*GOAL:*
Reproduce all records exactly.

════

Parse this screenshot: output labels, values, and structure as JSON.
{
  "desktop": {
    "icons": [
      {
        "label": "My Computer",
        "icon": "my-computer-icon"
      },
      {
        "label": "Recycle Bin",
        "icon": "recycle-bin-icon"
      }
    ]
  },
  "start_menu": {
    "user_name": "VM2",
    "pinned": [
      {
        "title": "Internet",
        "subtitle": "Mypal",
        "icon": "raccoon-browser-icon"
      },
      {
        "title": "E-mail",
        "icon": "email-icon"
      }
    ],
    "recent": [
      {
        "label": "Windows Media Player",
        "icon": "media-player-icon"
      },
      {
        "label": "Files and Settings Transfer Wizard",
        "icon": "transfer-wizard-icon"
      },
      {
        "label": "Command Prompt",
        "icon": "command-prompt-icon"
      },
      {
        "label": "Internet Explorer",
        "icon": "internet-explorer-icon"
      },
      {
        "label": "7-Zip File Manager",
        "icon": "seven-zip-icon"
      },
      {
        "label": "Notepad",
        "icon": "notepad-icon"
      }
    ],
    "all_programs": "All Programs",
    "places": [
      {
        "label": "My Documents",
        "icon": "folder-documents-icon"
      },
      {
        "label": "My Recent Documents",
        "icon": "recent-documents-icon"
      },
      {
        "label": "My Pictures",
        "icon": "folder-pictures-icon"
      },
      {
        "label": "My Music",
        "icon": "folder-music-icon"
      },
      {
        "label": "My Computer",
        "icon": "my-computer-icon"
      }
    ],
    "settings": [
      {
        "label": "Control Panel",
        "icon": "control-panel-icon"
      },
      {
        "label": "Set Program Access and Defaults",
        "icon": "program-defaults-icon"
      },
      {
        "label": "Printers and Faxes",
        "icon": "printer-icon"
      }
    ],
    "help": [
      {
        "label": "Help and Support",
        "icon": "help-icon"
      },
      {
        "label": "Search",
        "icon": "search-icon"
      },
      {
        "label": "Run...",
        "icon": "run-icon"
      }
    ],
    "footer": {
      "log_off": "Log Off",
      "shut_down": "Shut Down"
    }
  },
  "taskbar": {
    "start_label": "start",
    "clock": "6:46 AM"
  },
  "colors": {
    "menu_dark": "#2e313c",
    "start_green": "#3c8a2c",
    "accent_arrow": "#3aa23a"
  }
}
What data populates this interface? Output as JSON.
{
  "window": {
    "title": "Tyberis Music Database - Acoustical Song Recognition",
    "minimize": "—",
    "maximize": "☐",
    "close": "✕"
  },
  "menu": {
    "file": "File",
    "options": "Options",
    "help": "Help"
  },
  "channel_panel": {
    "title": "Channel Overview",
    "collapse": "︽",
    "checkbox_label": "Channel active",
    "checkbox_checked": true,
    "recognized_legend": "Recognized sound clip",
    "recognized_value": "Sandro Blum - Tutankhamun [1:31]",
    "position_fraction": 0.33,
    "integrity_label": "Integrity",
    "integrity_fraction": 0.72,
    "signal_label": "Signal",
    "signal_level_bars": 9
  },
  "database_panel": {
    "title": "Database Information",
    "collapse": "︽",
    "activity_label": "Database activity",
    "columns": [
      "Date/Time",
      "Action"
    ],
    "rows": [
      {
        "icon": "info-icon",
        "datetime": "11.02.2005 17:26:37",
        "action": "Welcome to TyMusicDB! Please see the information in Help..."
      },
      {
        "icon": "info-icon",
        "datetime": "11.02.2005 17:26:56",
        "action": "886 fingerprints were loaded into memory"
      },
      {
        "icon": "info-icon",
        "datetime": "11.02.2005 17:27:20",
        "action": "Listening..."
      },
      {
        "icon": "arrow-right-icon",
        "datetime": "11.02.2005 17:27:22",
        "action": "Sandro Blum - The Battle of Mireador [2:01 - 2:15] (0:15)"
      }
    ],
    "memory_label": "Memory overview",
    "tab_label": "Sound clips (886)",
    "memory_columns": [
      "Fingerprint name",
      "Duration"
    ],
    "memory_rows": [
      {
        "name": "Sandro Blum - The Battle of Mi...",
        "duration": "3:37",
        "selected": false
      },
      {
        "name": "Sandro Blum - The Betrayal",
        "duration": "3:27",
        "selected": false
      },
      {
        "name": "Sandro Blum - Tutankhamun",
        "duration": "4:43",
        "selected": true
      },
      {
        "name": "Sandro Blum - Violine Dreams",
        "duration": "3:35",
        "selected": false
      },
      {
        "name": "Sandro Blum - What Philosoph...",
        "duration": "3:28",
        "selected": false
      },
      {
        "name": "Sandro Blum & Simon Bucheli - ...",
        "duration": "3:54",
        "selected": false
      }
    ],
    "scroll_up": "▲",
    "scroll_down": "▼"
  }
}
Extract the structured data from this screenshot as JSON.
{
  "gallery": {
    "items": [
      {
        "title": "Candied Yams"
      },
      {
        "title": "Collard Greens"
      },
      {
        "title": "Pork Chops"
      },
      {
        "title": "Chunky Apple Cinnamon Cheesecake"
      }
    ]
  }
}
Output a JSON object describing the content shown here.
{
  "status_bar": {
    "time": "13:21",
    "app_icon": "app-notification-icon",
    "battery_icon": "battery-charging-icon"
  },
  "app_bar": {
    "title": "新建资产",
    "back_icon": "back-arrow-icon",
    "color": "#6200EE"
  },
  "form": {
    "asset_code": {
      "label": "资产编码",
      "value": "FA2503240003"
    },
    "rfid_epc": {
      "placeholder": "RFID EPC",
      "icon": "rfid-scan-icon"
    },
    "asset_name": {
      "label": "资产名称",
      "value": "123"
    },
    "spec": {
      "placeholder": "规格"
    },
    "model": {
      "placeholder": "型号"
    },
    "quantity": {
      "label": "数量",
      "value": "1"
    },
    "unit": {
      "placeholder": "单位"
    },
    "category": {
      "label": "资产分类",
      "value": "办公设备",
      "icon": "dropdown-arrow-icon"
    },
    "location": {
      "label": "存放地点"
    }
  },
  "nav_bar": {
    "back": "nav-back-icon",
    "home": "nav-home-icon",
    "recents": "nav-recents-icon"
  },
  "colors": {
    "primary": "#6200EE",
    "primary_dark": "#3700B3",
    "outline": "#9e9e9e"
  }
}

════

*FINAL ANSWER:*
Parse this screenshot: output labels, values, and structure as JSON.
{
  "desktop": {
    "icons": [
      {
        "label": "My Computer",
        "icon": "my-computer-icon"
      },
      {
        "label": "Recycle Bin",
        "icon": "recycle-bin-icon"
      }
    ]
  },
  "start_menu": {
    "user_name": "VM2",
    "pinned": [
      {
        "title": "Internet",
        "subtitle": "Mypal",
        "icon": "raccoon-browser-icon"
      },
      {
        "title": "E-mail",
        "icon": "email-icon"
      }
    ],
    "recent": [
      {
        "label": "Windows Media Player",
        "icon": "media-player-icon"
      },
      {
        "label": "Files and Settings Transfer Wizard",
        "icon": "transfer-wizard-icon"
      },
      {
        "label": "Command Prompt",
        "icon": "command-prompt-icon"
      },
      {
        "label": "Internet Explorer",
        "icon": "internet-explorer-icon"
      },
      {
        "label": "7-Zip File Manager",
        "icon": "seven-zip-icon"
      },
      {
        "label": "Notepad",
        "icon": "notepad-icon"
      }
    ],
    "all_programs": "All Programs",
    "places": [
      {
        "label": "My Documents",
        "icon": "folder-documents-icon"
      },
      {
        "label": "My Recent Documents",
        "icon": "recent-documents-icon"
      },
      {
        "label": "My Pictures",
        "icon": "folder-pictures-icon"
      },
      {
        "label": "My Music",
        "icon": "folder-music-icon"
      },
      {
        "label": "My Computer",
        "icon": "my-computer-icon"
      }
    ],
    "settings": [
      {
        "label": "Control Panel",
        "icon": "control-panel-icon"
      },
      {
        "label": "Set Program Access and Defaults",
        "icon": "program-defaults-icon"
      },
      {
        "label": "Printers and Faxes",
        "icon": "printer-icon"
      }
    ],
    "help": [
      {
        "label": "Help and Support",
        "icon": "help-icon"
      },
      {
        "label": "Search",
        "icon": "search-icon"
      },
      {
        "label": "Run...",
        "icon": "run-icon"
      }
    ],
    "footer": {
      "log_off": "Log Off",
      "shut_down": "Shut Down"
    }
  },
  "taskbar": {
    "start_label": "start",
    "clock": "6:46 AM"
  },
  "colors": {
    "menu_dark": "#2e313c",
    "start_green": "#3c8a2c",
    "accent_arrow": "#3aa23a"
  }
}
What data populates this interface? Output as JSON.
{
  "window": {
    "title": "Tyberis Music Database - Acoustical Song Recognition",
    "minimize": "—",
    "maximize": "☐",
    "close": "✕"
  },
  "menu": {
    "file": "File",
    "options": "Options",
    "help": "Help"
  },
  "channel_panel": {
    "title": "Channel Overview",
    "collapse": "︽",
    "checkbox_label": "Channel active",
    "checkbox_checked": true,
    "recognized_legend": "Recognized sound clip",
    "recognized_value": "Sandro Blum - Tutankhamun [1:31]",
    "position_fraction": 0.33,
    "integrity_label": "Integrity",
    "integrity_fraction": 0.72,
    "signal_label": "Signal",
    "signal_level_bars": 9
  },
  "database_panel": {
    "title": "Database Information",
    "collapse": "︽",
    "activity_label": "Database activity",
    "columns": [
      "Date/Time",
      "Action"
    ],
    "rows": [
      {
        "icon": "info-icon",
        "datetime": "11.02.2005 17:26:37",
        "action": "Welcome to TyMusicDB! Please see the information in Help..."
      },
      {
        "icon": "info-icon",
        "datetime": "11.02.2005 17:26:56",
        "action": "886 fingerprints were loaded into memory"
      },
      {
        "icon": "info-icon",
        "datetime": "11.02.2005 17:27:20",
        "action": "Listening..."
      },
      {
        "icon": "arrow-right-icon",
        "datetime": "11.02.2005 17:27:22",
        "action": "Sandro Blum - The Battle of Mireador [2:01 - 2:15] (0:15)"
      }
    ],
    "memory_label": "Memory overview",
    "tab_label": "Sound clips (886)",
    "memory_columns": [
      "Fingerprint name",
      "Duration"
    ],
    "memory_rows": [
      {
        "name": "Sandro Blum - The Battle of Mi...",
        "duration": "3:37",
        "selected": false
      },
      {
        "name": "Sandro Blum - The Betrayal",
        "duration": "3:27",
        "selected": false
      },
      {
        "name": "Sandro Blum - Tutankhamun",
        "duration": "4:43",
        "selected": true
      },
      {
        "name": "Sandro Blum - Violine Dreams",
        "duration": "3:35",
        "selected": false
      },
      {
        "name": "Sandro Blum - What Philosoph...",
        "duration": "3:28",
        "selected": false
      },
      {
        "name": "Sandro Blum & Simon Bucheli - ...",
        "duration": "3:54",
        "selected": false
      }
    ],
    "scroll_up": "▲",
    "scroll_down": "▼"
  }
}
Extract the structured data from this screenshot as JSON.
{
  "gallery": {
    "items": [
      {
        "title": "Candied Yams"
      },
      {
        "title": "Collard Greens"
      },
      {
        "title": "Pork Chops"
      },
      {
        "title": "Chunky Apple Cinnamon Cheesecake"
      }
    ]
  }
}
Output a JSON object describing the content shown here.
{
  "status_bar": {
    "time": "13:21",
    "app_icon": "app-notification-icon",
    "battery_icon": "battery-charging-icon"
  },
  "app_bar": {
    "title": "新建资产",
    "back_icon": "back-arrow-icon",
    "color": "#6200EE"
  },
  "form": {
    "asset_code": {
      "label": "资产编码",
      "value": "FA2503240003"
    },
    "rfid_epc": {
      "placeholder": "RFID EPC",
      "icon": "rfid-scan-icon"
    },
    "asset_name": {
      "label": "资产名称",
      "value": "123"
    },
    "spec": {
      "placeholder": "规格"
    },
    "model": {
      "placeholder": "型号"
    },
    "quantity": {
      "label": "数量",
      "value": "1"
    },
    "unit": {
      "placeholder": "单位"
    },
    "category": {
      "label": "资产分类",
      "value": "办公设备",
      "icon": "dropdown-arrow-icon"
    },
    "location": {
      "label": "存放地点"
    }
  },
  "nav_bar": {
    "back": "nav-back-icon",
    "home": "nav-home-icon",
    "recents": "nav-recents-icon"
  },
  "colors": {
    "primary": "#6200EE",
    "primary_dark": "#3700B3",
    "outline": "#9e9e9e"
  }
}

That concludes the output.